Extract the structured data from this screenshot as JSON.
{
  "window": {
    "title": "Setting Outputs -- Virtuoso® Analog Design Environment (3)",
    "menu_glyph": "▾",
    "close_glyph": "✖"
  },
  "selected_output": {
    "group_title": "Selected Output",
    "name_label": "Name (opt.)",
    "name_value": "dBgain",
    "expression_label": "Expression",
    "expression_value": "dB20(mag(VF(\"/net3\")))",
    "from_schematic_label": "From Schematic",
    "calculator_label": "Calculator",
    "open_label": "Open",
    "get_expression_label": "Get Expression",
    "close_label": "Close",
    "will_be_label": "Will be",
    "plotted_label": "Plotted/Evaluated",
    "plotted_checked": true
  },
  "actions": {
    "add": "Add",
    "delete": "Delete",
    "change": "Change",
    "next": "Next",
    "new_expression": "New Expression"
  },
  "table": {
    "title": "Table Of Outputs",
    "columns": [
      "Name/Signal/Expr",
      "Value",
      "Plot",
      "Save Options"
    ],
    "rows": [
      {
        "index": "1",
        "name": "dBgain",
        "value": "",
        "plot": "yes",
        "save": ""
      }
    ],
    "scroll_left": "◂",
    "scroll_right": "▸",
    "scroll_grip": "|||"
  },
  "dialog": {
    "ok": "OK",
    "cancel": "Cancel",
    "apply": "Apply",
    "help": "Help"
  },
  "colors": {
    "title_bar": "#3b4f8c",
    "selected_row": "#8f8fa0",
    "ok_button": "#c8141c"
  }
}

**EXERCISE AIM:**
Write all of the records out again exactly.

**WRITTEN SOLUTION:**
Extract the structured data from this screenshot as JSON.
{
  "window": {
    "title": "Setting Outputs -- Virtuoso® Analog Design Environment (3)",
    "menu_glyph": "▾",
    "close_glyph": "✖"
  },
  "selected_output": {
    "group_title": "Selected Output",
    "name_label": "Name (opt.)",
    "name_value": "dBgain",
    "expression_label": "Expression",
    "expression_value": "dB20(mag(VF(\"/net3\")))",
    "from_schematic_label": "From Schematic",
    "calculator_label": "Calculator",
    "open_label": "Open",
    "get_expression_label": "Get Expression",
    "close_label": "Close",
    "will_be_label": "Will be",
    "plotted_label": "Plotted/Evaluated",
    "plotted_checked": true
  },
  "actions": {
    "add": "Add",
    "delete": "Delete",
    "change": "Change",
    "next": "Next",
    "new_expression": "New Expression"
  },
  "table": {
    "title": "Table Of Outputs",
    "columns": [
      "Name/Signal/Expr",
      "Value",
      "Plot",
      "Save Options"
    ],
    "rows": [
      {
        "index": "1",
        "name": "dBgain",
        "value": "",
        "plot": "yes",
        "save": ""
      }
    ],
    "scroll_left": "◂",
    "scroll_right": "▸",
    "scroll_grip": "|||"
  },
  "dialog": {
    "ok": "OK",
    "cancel": "Cancel",
    "apply": "Apply",
    "help": "Help"
  },
  "colors": {
    "title_bar": "#3b4f8c",
    "selected_row": "#8f8fa0",
    "ok_button": "#c8141c"
  }
}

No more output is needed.